WHAT IS ASKED: Drop the pictures from the entries below, then reproduce the rest exactly.
== SUPPLIED RECORDS ==
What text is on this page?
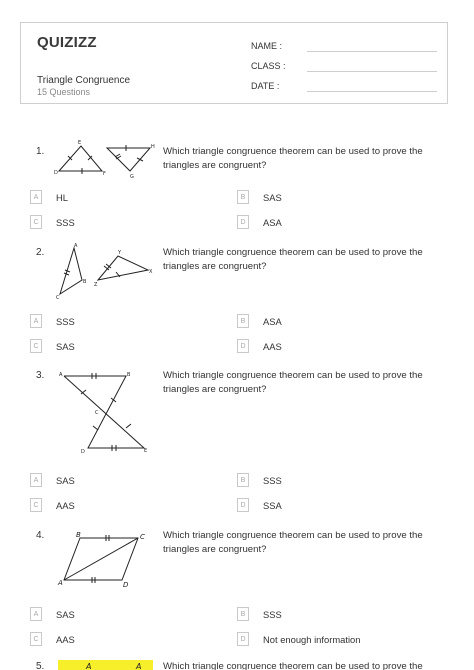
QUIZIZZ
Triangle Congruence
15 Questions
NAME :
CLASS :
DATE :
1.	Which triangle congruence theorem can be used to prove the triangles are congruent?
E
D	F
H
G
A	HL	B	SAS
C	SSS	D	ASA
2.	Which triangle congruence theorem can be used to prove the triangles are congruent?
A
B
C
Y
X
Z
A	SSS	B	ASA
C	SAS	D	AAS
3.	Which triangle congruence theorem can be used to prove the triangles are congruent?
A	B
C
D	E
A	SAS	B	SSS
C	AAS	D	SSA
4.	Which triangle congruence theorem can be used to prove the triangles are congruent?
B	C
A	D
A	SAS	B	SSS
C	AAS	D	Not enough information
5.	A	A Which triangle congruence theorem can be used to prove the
===
REPLY:
What text is on this page?
QUIZIZZ
Triangle Congruence
15 Questions
NAME :
CLASS :
DATE :
1.	Which triangle congruence theorem can be used to prove the triangles are congruent?
E
D	F
H
G
A	HL	B	SAS
C	SSS	D	ASA
2.	Which triangle congruence theorem can be used to prove the triangles are congruent?
A
B
C
Y
X
Z
A	SSS	B	ASA
C	SAS	D	AAS
3.	Which triangle congruence theorem can be used to prove the triangles are congruent?
A	B
C
D	E
A	SAS	B	SSS
C	AAS	D	SSA
4.	Which triangle congruence theorem can be used to prove the triangles are congruent?
B	C
A	D
A	SAS	B	SSS
C	AAS	D	Not enough information
5.	A	A Which triangle congruence theorem can be used to prove the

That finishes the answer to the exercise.